## INPUT FOR THIS TASK
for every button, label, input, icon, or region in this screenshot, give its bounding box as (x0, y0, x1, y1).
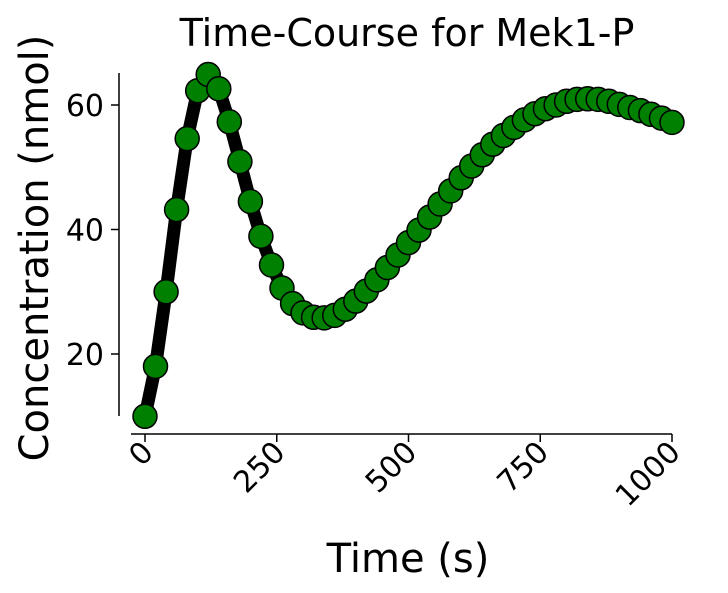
...
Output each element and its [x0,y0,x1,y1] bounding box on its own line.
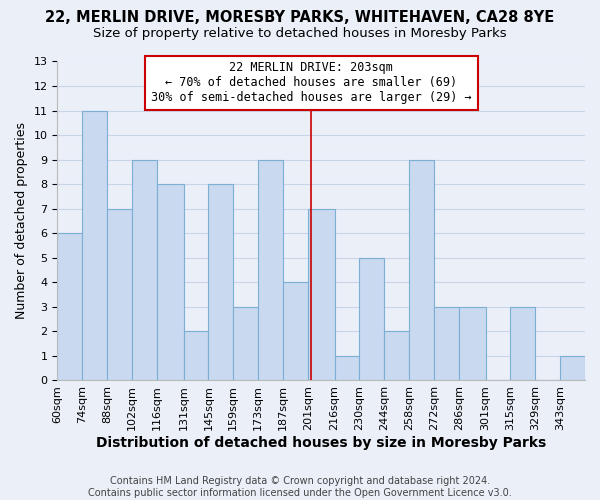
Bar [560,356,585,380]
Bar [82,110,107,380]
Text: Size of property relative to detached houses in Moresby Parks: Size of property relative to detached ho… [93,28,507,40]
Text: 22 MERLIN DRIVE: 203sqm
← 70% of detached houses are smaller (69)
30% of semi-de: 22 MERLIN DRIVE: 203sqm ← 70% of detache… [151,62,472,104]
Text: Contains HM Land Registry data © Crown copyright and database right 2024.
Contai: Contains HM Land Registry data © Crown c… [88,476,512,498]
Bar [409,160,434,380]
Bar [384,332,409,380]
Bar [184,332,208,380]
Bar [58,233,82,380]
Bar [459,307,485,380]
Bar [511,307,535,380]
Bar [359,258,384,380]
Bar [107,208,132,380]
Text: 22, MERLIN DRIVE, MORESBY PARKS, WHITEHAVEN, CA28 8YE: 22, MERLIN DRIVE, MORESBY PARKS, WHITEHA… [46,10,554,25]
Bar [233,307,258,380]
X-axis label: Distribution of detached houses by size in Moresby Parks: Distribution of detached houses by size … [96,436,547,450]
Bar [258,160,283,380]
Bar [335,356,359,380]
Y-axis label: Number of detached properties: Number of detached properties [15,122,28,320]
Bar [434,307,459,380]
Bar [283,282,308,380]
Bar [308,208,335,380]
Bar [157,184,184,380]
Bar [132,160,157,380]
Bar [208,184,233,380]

## TASK DIRECTIONS
Retype the rows that begin with the line containing "Output each element" and end with the line containing "Bar [308,208,335,380]", both of those lines included, and omit the pictures from your answer.

## RESULT FOR THIS EXERCISE
Output each element and its [x0,y0,x1,y1] bounding box on its own line.
Bar [560,356,585,380]
Bar [82,110,107,380]
Text: Size of property relative to detached houses in Moresby Parks: Size of property relative to detached ho… [93,28,507,40]
Text: 22 MERLIN DRIVE: 203sqm
← 70% of detached houses are smaller (69)
30% of semi-de: 22 MERLIN DRIVE: 203sqm ← 70% of detache… [151,62,472,104]
Text: Contains HM Land Registry data © Crown copyright and database right 2024.
Contai: Contains HM Land Registry data © Crown c… [88,476,512,498]
Bar [409,160,434,380]
Bar [384,332,409,380]
Bar [184,332,208,380]
Bar [58,233,82,380]
Bar [459,307,485,380]
Bar [511,307,535,380]
Bar [359,258,384,380]
Bar [107,208,132,380]
Text: 22, MERLIN DRIVE, MORESBY PARKS, WHITEHAVEN, CA28 8YE: 22, MERLIN DRIVE, MORESBY PARKS, WHITEHA… [46,10,554,25]
Bar [233,307,258,380]
X-axis label: Distribution of detached houses by size in Moresby Parks: Distribution of detached houses by size … [96,436,547,450]
Bar [258,160,283,380]
Bar [335,356,359,380]
Y-axis label: Number of detached properties: Number of detached properties [15,122,28,320]
Bar [434,307,459,380]
Bar [283,282,308,380]
Bar [308,208,335,380]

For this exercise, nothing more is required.